Provided data

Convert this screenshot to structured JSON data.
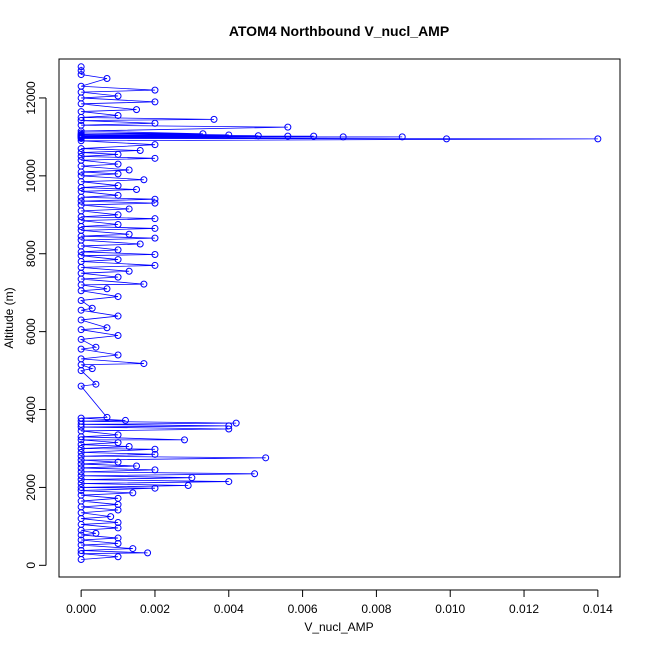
{
  "chart_data": {
    "type": "scatter",
    "title": "ATOM4 Northbound V_nucl_AMP",
    "xlabel": "V_nucl_AMP",
    "ylabel": "Altitude (m)",
    "xlim": [
      -0.0006,
      0.0146
    ],
    "ylim": [
      -300,
      13000
    ],
    "x_ticks": [
      0.0,
      0.002,
      0.004,
      0.006,
      0.008,
      0.01,
      0.012,
      0.014
    ],
    "x_tick_labels": [
      "0.000",
      "0.002",
      "0.004",
      "0.006",
      "0.008",
      "0.010",
      "0.012",
      "0.014"
    ],
    "y_ticks": [
      0,
      2000,
      4000,
      6000,
      8000,
      10000,
      12000
    ],
    "y_tick_labels": [
      "0",
      "2000",
      "4000",
      "6000",
      "8000",
      "10000",
      "12000"
    ],
    "grid": false,
    "legend": "none",
    "marker": "open-circle",
    "connected": true,
    "color": "#0000ff",
    "series": [
      {
        "points": [
          [
            0.0,
            150
          ],
          [
            0.001,
            220
          ],
          [
            0.0,
            300
          ],
          [
            0.0018,
            320
          ],
          [
            0.0,
            380
          ],
          [
            0.0014,
            430
          ],
          [
            0.0,
            520
          ],
          [
            0.001,
            560
          ],
          [
            0.0,
            650
          ],
          [
            0.001,
            700
          ],
          [
            0.0,
            780
          ],
          [
            0.0004,
            820
          ],
          [
            0.0,
            900
          ],
          [
            0.001,
            960
          ],
          [
            0.0,
            1050
          ],
          [
            0.001,
            1100
          ],
          [
            0.0,
            1200
          ],
          [
            0.0008,
            1250
          ],
          [
            0.0,
            1350
          ],
          [
            0.001,
            1420
          ],
          [
            0.0,
            1500
          ],
          [
            0.001,
            1560
          ],
          [
            0.0,
            1650
          ],
          [
            0.001,
            1720
          ],
          [
            0.0,
            1800
          ],
          [
            0.0014,
            1860
          ],
          [
            0.0,
            1920
          ],
          [
            0.002,
            1980
          ],
          [
            0.0,
            2000
          ],
          [
            0.0029,
            2050
          ],
          [
            0.0,
            2100
          ],
          [
            0.004,
            2150
          ],
          [
            0.0,
            2200
          ],
          [
            0.003,
            2250
          ],
          [
            0.0,
            2300
          ],
          [
            0.0047,
            2350
          ],
          [
            0.0,
            2400
          ],
          [
            0.002,
            2450
          ],
          [
            0.0,
            2500
          ],
          [
            0.0015,
            2550
          ],
          [
            0.0,
            2600
          ],
          [
            0.001,
            2650
          ],
          [
            0.0,
            2700
          ],
          [
            0.005,
            2760
          ],
          [
            0.0,
            2800
          ],
          [
            0.002,
            2850
          ],
          [
            0.0,
            2900
          ],
          [
            0.002,
            2980
          ],
          [
            0.0,
            3000
          ],
          [
            0.0013,
            3050
          ],
          [
            0.0,
            3100
          ],
          [
            0.001,
            3150
          ],
          [
            0.0,
            3220
          ],
          [
            0.0028,
            3220
          ],
          [
            0.0,
            3300
          ],
          [
            0.001,
            3350
          ],
          [
            0.0,
            3450
          ],
          [
            0.004,
            3500
          ],
          [
            0.0,
            3550
          ],
          [
            0.004,
            3580
          ],
          [
            0.0,
            3620
          ],
          [
            0.0042,
            3650
          ],
          [
            0.0,
            3700
          ],
          [
            0.0012,
            3720
          ],
          [
            0.0,
            3780
          ],
          [
            0.0007,
            3800
          ],
          [
            0.0,
            4600
          ],
          [
            0.0004,
            4650
          ],
          [
            0.0,
            5000
          ],
          [
            0.0003,
            5050
          ],
          [
            0.0,
            5150
          ],
          [
            0.0017,
            5180
          ],
          [
            0.0,
            5300
          ],
          [
            0.001,
            5400
          ],
          [
            0.0,
            5550
          ],
          [
            0.0004,
            5600
          ],
          [
            0.0,
            5800
          ],
          [
            0.001,
            5900
          ],
          [
            0.0,
            6050
          ],
          [
            0.0007,
            6100
          ],
          [
            0.0,
            6300
          ],
          [
            0.001,
            6400
          ],
          [
            0.0,
            6550
          ],
          [
            0.0003,
            6600
          ],
          [
            0.0,
            6800
          ],
          [
            0.001,
            6900
          ],
          [
            0.0,
            7050
          ],
          [
            0.0007,
            7100
          ],
          [
            0.0,
            7200
          ],
          [
            0.0017,
            7220
          ],
          [
            0.0,
            7350
          ],
          [
            0.001,
            7400
          ],
          [
            0.0,
            7500
          ],
          [
            0.0013,
            7550
          ],
          [
            0.0,
            7650
          ],
          [
            0.002,
            7700
          ],
          [
            0.0,
            7800
          ],
          [
            0.001,
            7850
          ],
          [
            0.0,
            7950
          ],
          [
            0.002,
            7980
          ],
          [
            0.0,
            8050
          ],
          [
            0.001,
            8100
          ],
          [
            0.0,
            8200
          ],
          [
            0.0016,
            8250
          ],
          [
            0.0,
            8350
          ],
          [
            0.002,
            8400
          ],
          [
            0.0,
            8450
          ],
          [
            0.0013,
            8500
          ],
          [
            0.0,
            8600
          ],
          [
            0.002,
            8650
          ],
          [
            0.0,
            8700
          ],
          [
            0.001,
            8750
          ],
          [
            0.0,
            8850
          ],
          [
            0.002,
            8900
          ],
          [
            0.0,
            8950
          ],
          [
            0.001,
            9000
          ],
          [
            0.0,
            9100
          ],
          [
            0.0013,
            9150
          ],
          [
            0.0,
            9250
          ],
          [
            0.002,
            9300
          ],
          [
            0.0,
            9350
          ],
          [
            0.002,
            9400
          ],
          [
            0.0,
            9450
          ],
          [
            0.001,
            9500
          ],
          [
            0.0,
            9600
          ],
          [
            0.0015,
            9650
          ],
          [
            0.0,
            9700
          ],
          [
            0.001,
            9750
          ],
          [
            0.0,
            9850
          ],
          [
            0.0017,
            9900
          ],
          [
            0.0,
            10000
          ],
          [
            0.001,
            10050
          ],
          [
            0.0,
            10100
          ],
          [
            0.0013,
            10150
          ],
          [
            0.0,
            10250
          ],
          [
            0.001,
            10300
          ],
          [
            0.0,
            10400
          ],
          [
            0.002,
            10450
          ],
          [
            0.0,
            10500
          ],
          [
            0.001,
            10550
          ],
          [
            0.0,
            10600
          ],
          [
            0.0016,
            10650
          ],
          [
            0.0,
            10700
          ],
          [
            0.002,
            10800
          ],
          [
            0.0,
            10900
          ],
          [
            0.014,
            10950
          ],
          [
            0.0,
            10960
          ],
          [
            0.0099,
            10950
          ],
          [
            0.0,
            10980
          ],
          [
            0.0087,
            11000
          ],
          [
            0.0,
            11000
          ],
          [
            0.0071,
            11000
          ],
          [
            0.0,
            11010
          ],
          [
            0.0063,
            11020
          ],
          [
            0.0,
            11030
          ],
          [
            0.0056,
            11020
          ],
          [
            0.0,
            11040
          ],
          [
            0.0048,
            11030
          ],
          [
            0.0,
            11060
          ],
          [
            0.004,
            11050
          ],
          [
            0.0,
            11100
          ],
          [
            0.0033,
            11080
          ],
          [
            0.0,
            11150
          ],
          [
            0.0056,
            11250
          ],
          [
            0.0,
            11300
          ],
          [
            0.002,
            11350
          ],
          [
            0.0,
            11420
          ],
          [
            0.0036,
            11450
          ],
          [
            0.0,
            11500
          ],
          [
            0.001,
            11550
          ],
          [
            0.0,
            11650
          ],
          [
            0.0015,
            11700
          ],
          [
            0.0,
            11850
          ],
          [
            0.002,
            11900
          ],
          [
            0.0,
            12000
          ],
          [
            0.001,
            12050
          ],
          [
            0.0,
            12150
          ],
          [
            0.002,
            12200
          ],
          [
            0.0,
            12300
          ],
          [
            0.0007,
            12500
          ],
          [
            0.0,
            12600
          ],
          [
            0.0,
            12700
          ],
          [
            0.0,
            12800
          ]
        ]
      }
    ]
  }
}
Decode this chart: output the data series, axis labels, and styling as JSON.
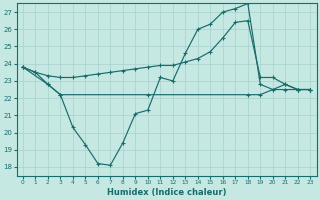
{
  "xlabel": "Humidex (Indice chaleur)",
  "bg_color": "#c5e8e3",
  "line_color": "#1a6b6b",
  "grid_color": "#a8d0cc",
  "xlim": [
    -0.5,
    23.5
  ],
  "ylim": [
    17.5,
    27.5
  ],
  "yticks": [
    18,
    19,
    20,
    21,
    22,
    23,
    24,
    25,
    26,
    27
  ],
  "xticks": [
    0,
    1,
    2,
    3,
    4,
    5,
    6,
    7,
    8,
    9,
    10,
    11,
    12,
    13,
    14,
    15,
    16,
    17,
    18,
    19,
    20,
    21,
    22,
    23
  ],
  "curve1_x": [
    0,
    1,
    2,
    3,
    4,
    5,
    6,
    7,
    8,
    9,
    10,
    11,
    12,
    13,
    14,
    15,
    16,
    17,
    18,
    19,
    20,
    21,
    22,
    23
  ],
  "curve1_y": [
    23.8,
    23.5,
    22.8,
    22.2,
    20.3,
    19.3,
    18.2,
    18.1,
    19.4,
    21.1,
    21.3,
    23.2,
    23.0,
    24.6,
    26.0,
    26.3,
    27.0,
    27.2,
    27.5,
    22.8,
    22.5,
    22.5,
    22.5,
    22.5
  ],
  "curve2_x": [
    0,
    1,
    2,
    3,
    4,
    5,
    6,
    7,
    8,
    9,
    10,
    11,
    12,
    13,
    14,
    15,
    16,
    17,
    18,
    19,
    20,
    21,
    22,
    23
  ],
  "curve2_y": [
    23.8,
    23.5,
    23.3,
    23.2,
    23.2,
    23.3,
    23.4,
    23.5,
    23.6,
    23.7,
    23.8,
    23.9,
    23.9,
    24.1,
    24.3,
    24.7,
    25.5,
    26.4,
    26.5,
    23.2,
    23.2,
    22.8,
    22.5,
    22.5
  ],
  "curve3_x": [
    0,
    2,
    3,
    10,
    18,
    19,
    21,
    22,
    23
  ],
  "curve3_y": [
    23.8,
    22.8,
    22.2,
    22.2,
    22.2,
    22.2,
    22.8,
    22.5,
    22.5
  ]
}
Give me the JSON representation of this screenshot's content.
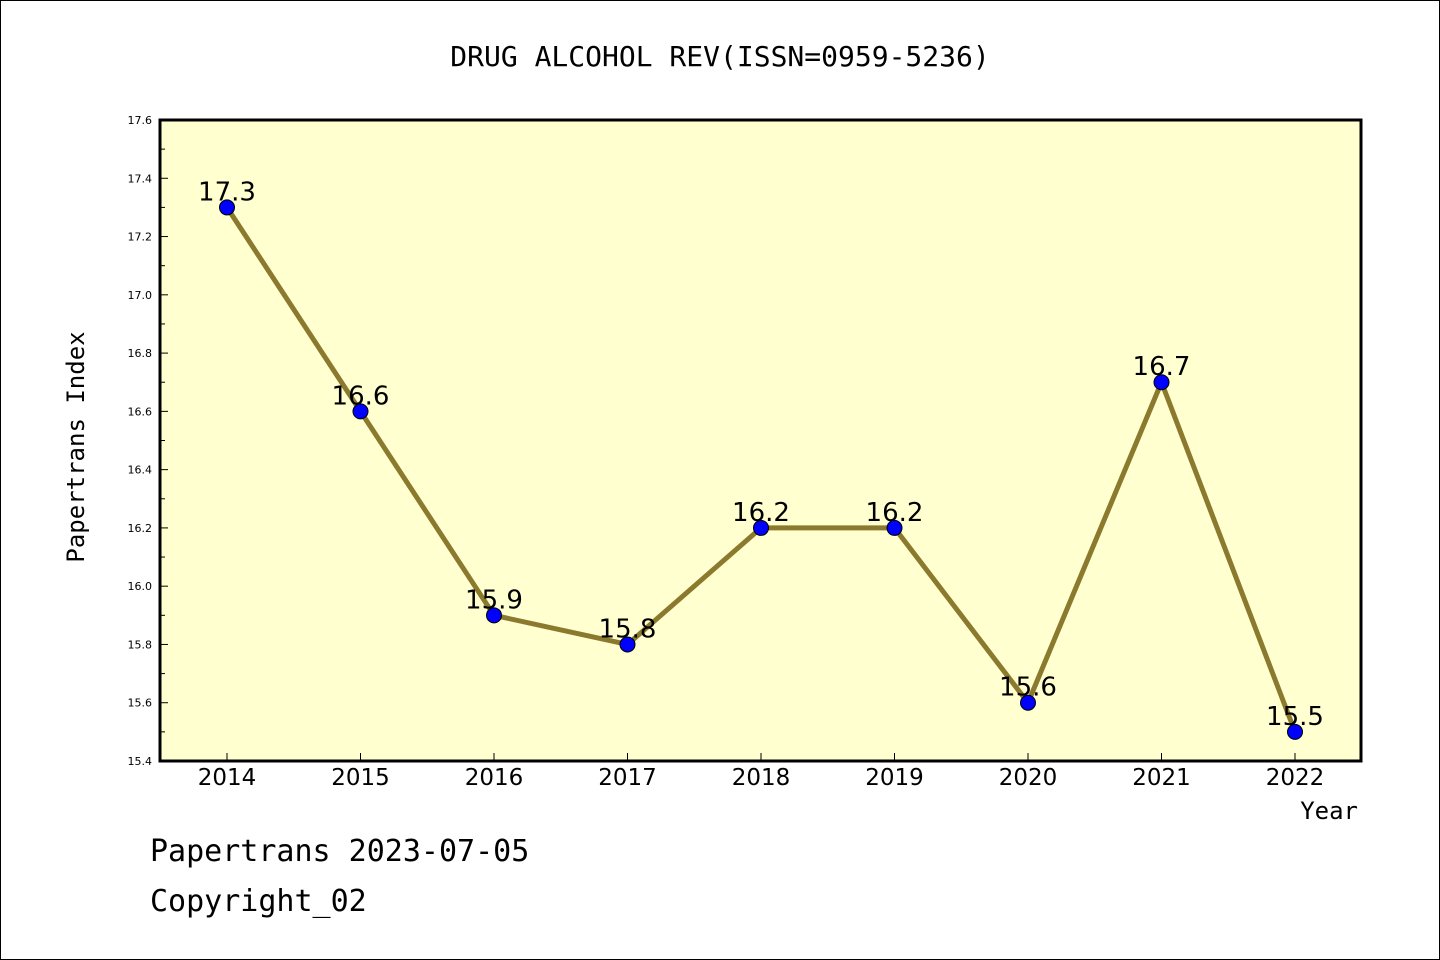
{
  "chart_data": {
    "type": "line",
    "title": "DRUG ALCOHOL REV(ISSN=0959-5236)",
    "xlabel": "Year",
    "ylabel": "Papertrans Index",
    "categories": [
      "2014",
      "2015",
      "2016",
      "2017",
      "2018",
      "2019",
      "2020",
      "2021",
      "2022"
    ],
    "series": [
      {
        "values": [
          17.3,
          16.6,
          15.9,
          15.8,
          16.2,
          16.2,
          15.6,
          16.7,
          15.5
        ]
      }
    ],
    "data_labels": [
      "17.3",
      "16.6",
      "15.9",
      "15.8",
      "16.2",
      "16.2",
      "15.6",
      "16.7",
      "15.5"
    ],
    "ylim": [
      15.4,
      17.6
    ],
    "yticks": [
      "15.4",
      "15.6",
      "15.8",
      "16.0",
      "16.2",
      "16.4",
      "16.6",
      "16.8",
      "17.0",
      "17.2",
      "17.4",
      "17.6"
    ],
    "grid": false,
    "colors": {
      "plot_background": "#ffffd0",
      "line": "#8b7a2e",
      "marker": "#0000ff"
    }
  },
  "footer": {
    "date_line": "Papertrans 2023-07-05",
    "copyright": "Copyright_02"
  }
}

Given exercise
Identify each line in the records above containing the word "Papertrans"; copy those lines.

Final answer
    "ylabel": "Papertrans Index",
    "date_line": "Papertrans 2023-07-05",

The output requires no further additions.